▼
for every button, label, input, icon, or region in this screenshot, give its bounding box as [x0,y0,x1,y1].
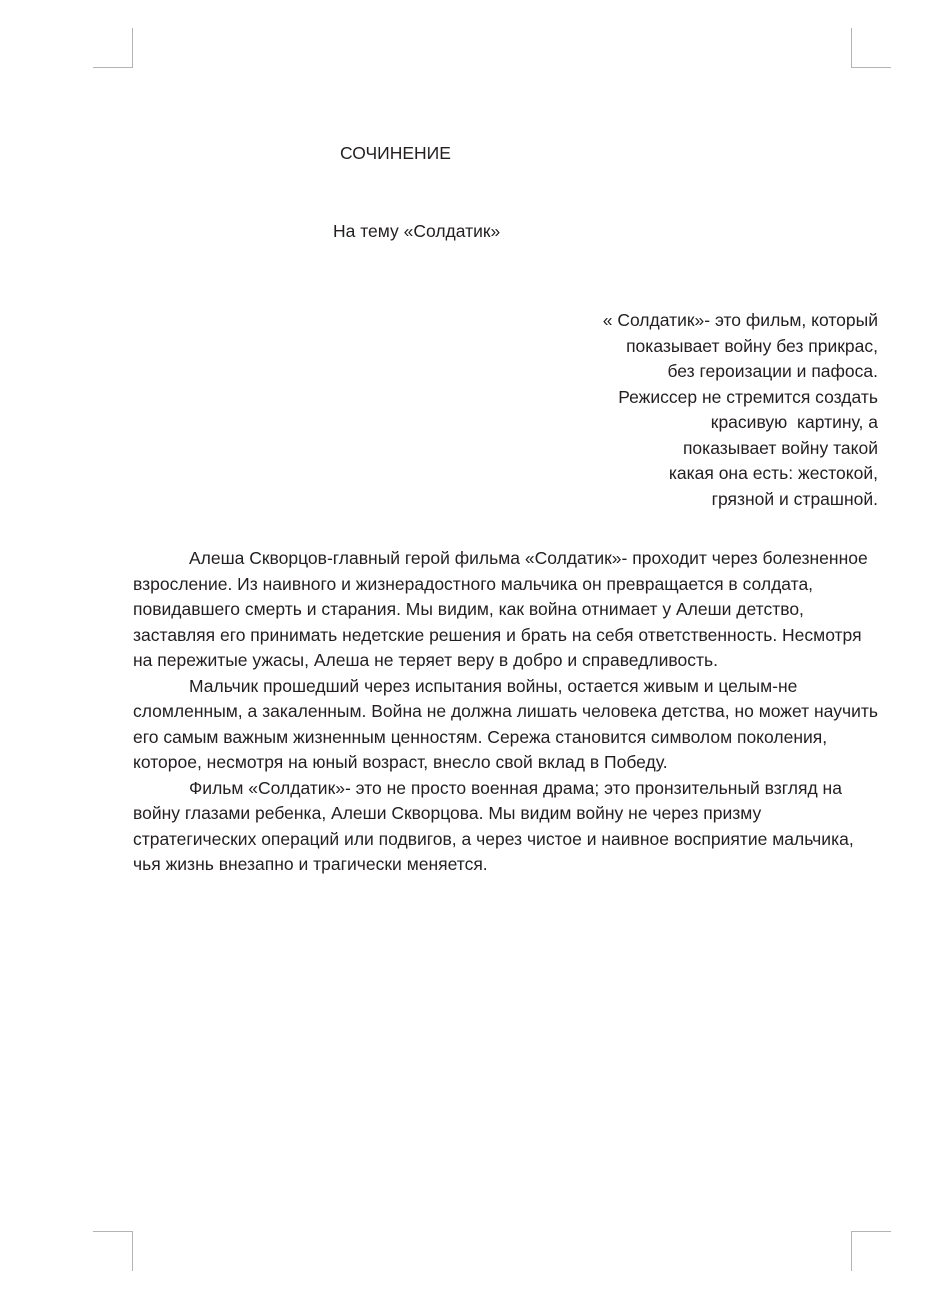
epigraph-line: красивую картину, а [710,412,878,432]
crop-mark-horizontal-line [93,1231,133,1232]
crop-mark-horizontal-line [851,1231,891,1232]
epigraph-line: Режиссер не стремится создать [618,386,878,407]
epigraph-line: грязной и страшной. [711,488,878,509]
crop-mark-top-left [93,28,133,68]
crop-mark-vertical-line [851,1231,852,1271]
crop-mark-horizontal-line [93,67,133,68]
crop-mark-vertical-line [851,28,852,68]
essay-subtitle: На тему «Солдатик» [333,221,501,241]
epigraph-line: показывает войну такой [682,437,878,458]
epigraph-line: показывает войну без прикрас, [626,335,878,356]
essay-title-block [133,88,878,296]
epigraph-block [133,308,878,512]
crop-mark-horizontal-line [851,67,891,68]
epigraph-line: « Солдатик»- это фильм, который [602,310,878,330]
crop-mark-bottom-right [851,1231,891,1271]
crop-mark-vertical-line [132,28,133,68]
body-paragraph: Мальчик прошедший через испытания войны, остается живым и целым-не сломленным, а закаленным. Война не должна лишать человека детства, но может научить его самым важным жизненным ценностям. Сережа становится символом поколения, которое, несмотря на юный возраст, внесло свой вклад в Победу. [133,675,878,772]
epigraph-line: какая она есть: жестокой, [668,463,878,483]
body-paragraph: Алеша Скворцов-главный герой фильма «Солдатик»- проходит через болезненное взросление. Из наивного и жизнерадостного мальчика он превращается в солдата, повидавшего смерть и старания. Мы видим, как война отнимает у Алеши детство, заставляя его принимать недетские решения и брать на себя ответственность. Несмотря на пережитые ужасы, Алеша не теряет веру в добро и справедливость. [133,548,868,670]
body-paragraph: Фильм «Солдатик»- это не просто военная драма; это пронзительный взгляд на войну глазами ребенка, Алеши Скворцова. Мы видим войну не через призму стратегических операций или подвигов, а через чистое и наивное восприятие мальчика, чья жизнь внезапно и трагически меняется. [133,777,854,874]
crop-mark-top-right [851,28,891,68]
crop-mark-vertical-line [132,1231,133,1271]
crop-mark-bottom-left [93,1231,133,1271]
essay-body [133,546,878,878]
epigraph-line: без героизации и пафоса. [667,361,878,381]
essay-heading: СОЧИНЕНИЕ [340,143,451,163]
document-content [133,88,878,878]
▲
▸ **What is being asked**
Please pick out every row above that contains the string "мальчика" and copy each one in full. Case counts.

▸ **Written answer**
body-paragraph: Алеша Скворцов-главный герой фильма «Солдатик»- проходит через болезненное взросление. Из наивного и жизнерадостного мальчика он превращается в солдата, повидавшего смерть и старания. Мы видим, как война отнимает у Алеши детство, заставляя его принимать недетские решения и брать на себя ответственность. Несмотря на пережитые ужасы, Алеша не теряет веру в добро и справедливость. [133,548,868,670]
body-paragraph: Фильм «Солдатик»- это не просто военная драма; это пронзительный взгляд на войну глазами ребенка, Алеши Скворцова. Мы видим войну не через призму стратегических операций или подвигов, а через чистое и наивное восприятие мальчика, чья жизнь внезапно и трагически меняется. [133,777,854,874]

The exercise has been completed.